=== RAW DATA ===

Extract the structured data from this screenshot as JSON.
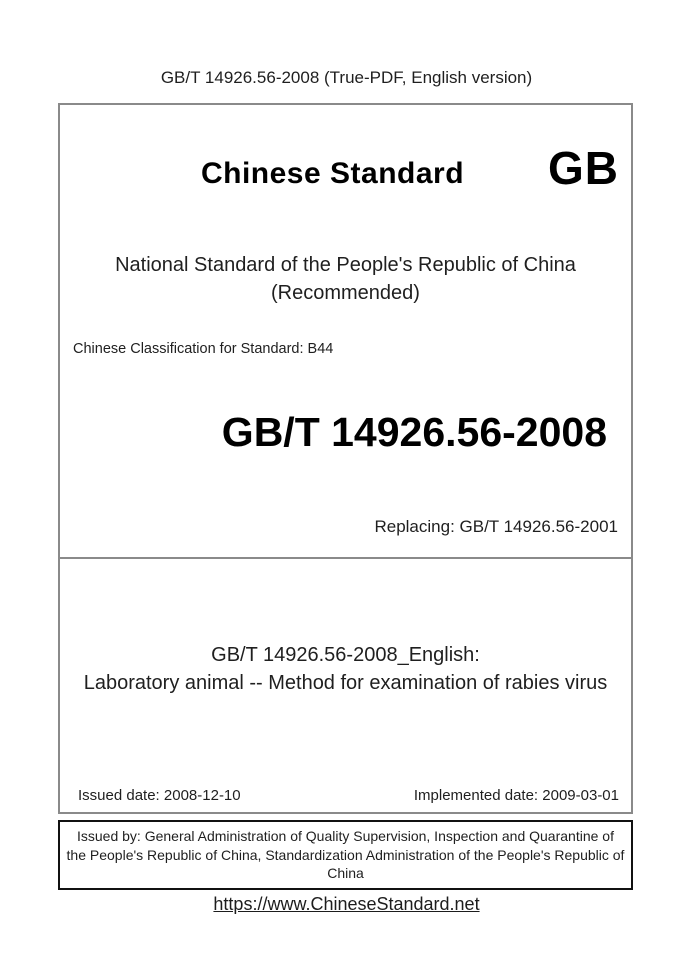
{
  "header": {
    "title": "GB/T 14926.56-2008 (True-PDF, English version)"
  },
  "cover": {
    "brand_title": "Chinese Standard",
    "gb_logo": "GB",
    "national_line1": "National Standard of the People's Republic of China",
    "national_line2": "(Recommended)",
    "classification": "Chinese Classification for Standard: B44",
    "standard_code": "GB/T 14926.56-2008",
    "replacing": "Replacing: GB/T 14926.56-2001",
    "english_title_line1": "GB/T 14926.56-2008_English:",
    "english_title_line2": "Laboratory animal -- Method for examination of rabies virus",
    "issued_date": "Issued date: 2008-12-10",
    "implemented_date": "Implemented date: 2009-03-01"
  },
  "issuer": {
    "text": "Issued by: General Administration of Quality Supervision, Inspection and Quarantine of\nthe People's Republic of China, Standardization Administration of the People's Republic of\nChina"
  },
  "footer": {
    "link": "https://www.ChineseStandard.net",
    "link_href": "https://www.ChineseStandard.net"
  },
  "colors": {
    "main_border": "#8a8a8a",
    "issuer_border": "#111111",
    "text": "#1f1f1f"
  }
}
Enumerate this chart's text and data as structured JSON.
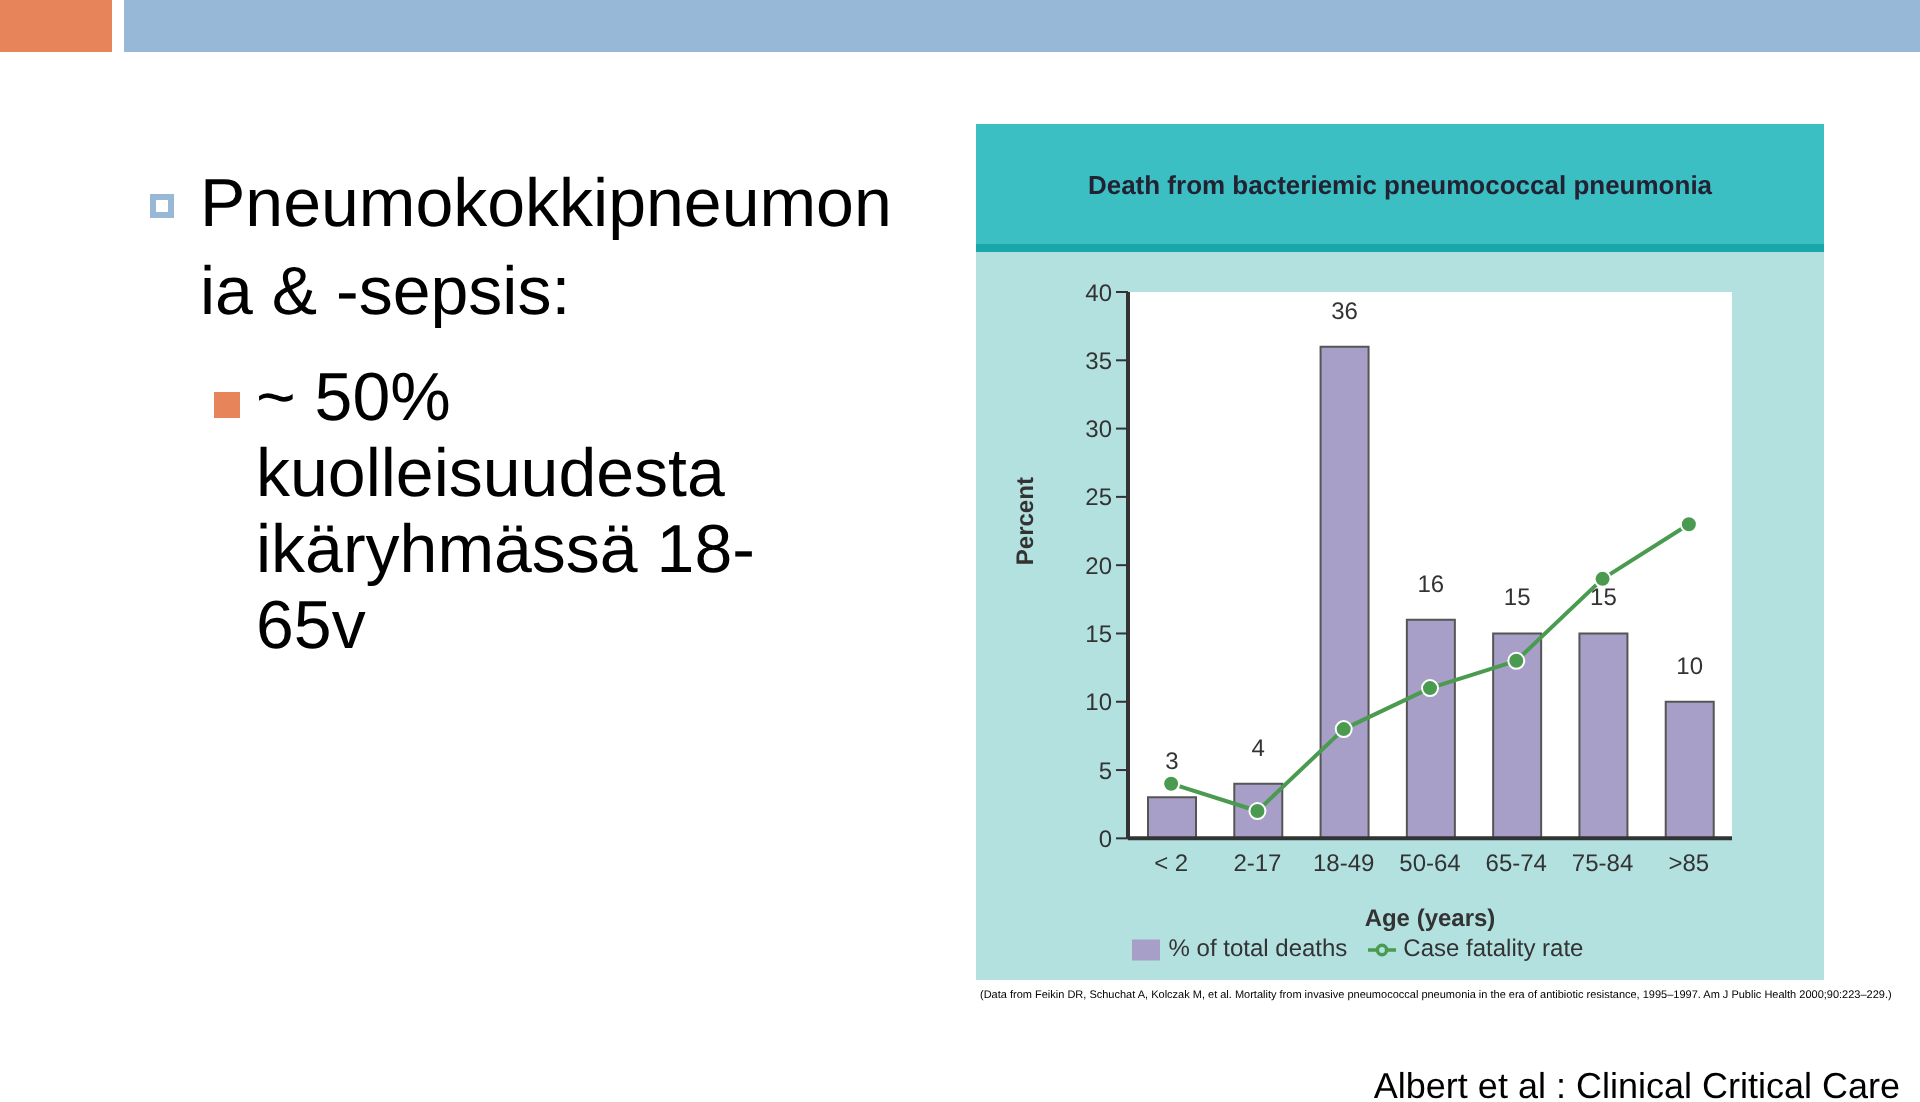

===

- _WHAT THE TASK ASKS_: Return every line from the records above that holds the word "date".

- _EXERCISE RESULT_:
    "issued_date": "Issued date: 2008-12-10",
    "implemented_date": "Implemented date: 2009-03-01"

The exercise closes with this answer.